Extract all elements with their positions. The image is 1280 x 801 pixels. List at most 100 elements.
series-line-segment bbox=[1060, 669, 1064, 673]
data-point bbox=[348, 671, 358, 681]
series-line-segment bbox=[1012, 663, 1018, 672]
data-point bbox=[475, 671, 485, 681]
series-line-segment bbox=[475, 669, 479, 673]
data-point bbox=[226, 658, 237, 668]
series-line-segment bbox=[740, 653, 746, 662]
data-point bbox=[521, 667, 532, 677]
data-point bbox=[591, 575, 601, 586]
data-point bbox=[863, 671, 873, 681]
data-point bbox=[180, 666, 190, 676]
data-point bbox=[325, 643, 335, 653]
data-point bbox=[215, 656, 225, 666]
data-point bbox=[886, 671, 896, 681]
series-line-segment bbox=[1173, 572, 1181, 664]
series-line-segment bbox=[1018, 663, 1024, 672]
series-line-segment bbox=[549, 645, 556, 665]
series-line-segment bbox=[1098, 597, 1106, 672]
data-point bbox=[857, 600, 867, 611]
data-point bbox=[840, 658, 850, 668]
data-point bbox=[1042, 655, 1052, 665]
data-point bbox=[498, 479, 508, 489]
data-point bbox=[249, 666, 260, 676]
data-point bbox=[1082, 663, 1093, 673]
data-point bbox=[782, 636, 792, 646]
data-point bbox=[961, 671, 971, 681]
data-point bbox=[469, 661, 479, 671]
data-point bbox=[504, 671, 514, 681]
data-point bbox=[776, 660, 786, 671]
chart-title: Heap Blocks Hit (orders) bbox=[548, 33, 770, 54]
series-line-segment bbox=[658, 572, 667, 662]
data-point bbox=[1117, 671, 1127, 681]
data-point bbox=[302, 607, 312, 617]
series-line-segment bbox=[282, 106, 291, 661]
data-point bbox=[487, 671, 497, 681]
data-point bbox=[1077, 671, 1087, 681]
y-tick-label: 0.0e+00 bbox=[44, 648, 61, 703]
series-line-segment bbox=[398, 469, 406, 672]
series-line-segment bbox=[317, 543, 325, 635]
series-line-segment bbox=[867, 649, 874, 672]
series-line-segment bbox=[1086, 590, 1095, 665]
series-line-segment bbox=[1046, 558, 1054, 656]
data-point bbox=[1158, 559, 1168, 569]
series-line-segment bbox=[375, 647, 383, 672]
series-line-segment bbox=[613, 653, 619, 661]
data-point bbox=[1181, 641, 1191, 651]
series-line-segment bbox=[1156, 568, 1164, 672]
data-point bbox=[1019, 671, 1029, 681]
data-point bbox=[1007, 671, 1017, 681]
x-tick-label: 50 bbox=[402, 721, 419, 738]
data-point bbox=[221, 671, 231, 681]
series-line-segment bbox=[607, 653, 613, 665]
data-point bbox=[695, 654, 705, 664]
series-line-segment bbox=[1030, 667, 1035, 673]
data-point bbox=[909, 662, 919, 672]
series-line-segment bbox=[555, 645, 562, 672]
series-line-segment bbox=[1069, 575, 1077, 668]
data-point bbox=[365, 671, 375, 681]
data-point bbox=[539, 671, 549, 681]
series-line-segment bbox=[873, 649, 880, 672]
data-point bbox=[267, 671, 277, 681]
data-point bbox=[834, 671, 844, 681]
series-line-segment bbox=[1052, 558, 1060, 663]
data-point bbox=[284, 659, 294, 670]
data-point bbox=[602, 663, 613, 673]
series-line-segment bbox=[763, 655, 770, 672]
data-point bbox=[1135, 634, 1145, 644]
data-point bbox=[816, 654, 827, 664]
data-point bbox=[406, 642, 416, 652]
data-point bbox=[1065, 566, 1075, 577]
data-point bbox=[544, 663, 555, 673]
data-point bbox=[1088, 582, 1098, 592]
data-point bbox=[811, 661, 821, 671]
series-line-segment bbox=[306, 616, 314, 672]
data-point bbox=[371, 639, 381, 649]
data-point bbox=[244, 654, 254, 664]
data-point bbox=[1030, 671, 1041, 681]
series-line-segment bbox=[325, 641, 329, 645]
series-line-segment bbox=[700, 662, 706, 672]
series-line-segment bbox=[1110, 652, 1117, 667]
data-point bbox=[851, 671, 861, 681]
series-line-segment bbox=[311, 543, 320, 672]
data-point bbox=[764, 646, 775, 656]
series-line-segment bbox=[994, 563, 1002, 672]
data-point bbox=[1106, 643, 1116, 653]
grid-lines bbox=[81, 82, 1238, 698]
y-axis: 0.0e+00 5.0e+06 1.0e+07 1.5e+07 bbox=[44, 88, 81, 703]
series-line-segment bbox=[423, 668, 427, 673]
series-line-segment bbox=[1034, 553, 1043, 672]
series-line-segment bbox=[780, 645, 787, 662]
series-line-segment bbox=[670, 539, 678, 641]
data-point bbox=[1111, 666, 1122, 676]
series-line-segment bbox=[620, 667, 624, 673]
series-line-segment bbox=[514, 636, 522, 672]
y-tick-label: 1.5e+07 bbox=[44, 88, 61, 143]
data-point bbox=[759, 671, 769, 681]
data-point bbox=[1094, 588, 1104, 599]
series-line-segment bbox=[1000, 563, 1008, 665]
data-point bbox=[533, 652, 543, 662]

---

▶ [LO QUE SE PIDE] Copia sin cambios las líneas de los datos, desde la primera hasta la que contiene "data-point bbox=[487, 671, 497, 681]", incluidas las dos.

▶ [TAREA RESUELTA]
Extract all elements with their positions. The image is 1280 x 801 pixels. List at most 100 elements.
series-line-segment bbox=[1060, 669, 1064, 673]
data-point bbox=[348, 671, 358, 681]
series-line-segment bbox=[1012, 663, 1018, 672]
data-point bbox=[475, 671, 485, 681]
series-line-segment bbox=[475, 669, 479, 673]
data-point bbox=[226, 658, 237, 668]
series-line-segment bbox=[740, 653, 746, 662]
data-point bbox=[521, 667, 532, 677]
data-point bbox=[591, 575, 601, 586]
data-point bbox=[863, 671, 873, 681]
data-point bbox=[180, 666, 190, 676]
data-point bbox=[325, 643, 335, 653]
data-point bbox=[215, 656, 225, 666]
data-point bbox=[886, 671, 896, 681]
series-line-segment bbox=[1173, 572, 1181, 664]
series-line-segment bbox=[1018, 663, 1024, 672]
series-line-segment bbox=[549, 645, 556, 665]
series-line-segment bbox=[1098, 597, 1106, 672]
data-point bbox=[857, 600, 867, 611]
data-point bbox=[840, 658, 850, 668]
data-point bbox=[1042, 655, 1052, 665]
data-point bbox=[498, 479, 508, 489]
data-point bbox=[249, 666, 260, 676]
data-point bbox=[1082, 663, 1093, 673]
data-point bbox=[782, 636, 792, 646]
data-point bbox=[961, 671, 971, 681]
data-point bbox=[469, 661, 479, 671]
data-point bbox=[504, 671, 514, 681]
data-point bbox=[776, 660, 786, 671]
chart-title: Heap Blocks Hit (orders) bbox=[548, 33, 770, 54]
series-line-segment bbox=[658, 572, 667, 662]
data-point bbox=[1117, 671, 1127, 681]
data-point bbox=[302, 607, 312, 617]
series-line-segment bbox=[282, 106, 291, 661]
data-point bbox=[487, 671, 497, 681]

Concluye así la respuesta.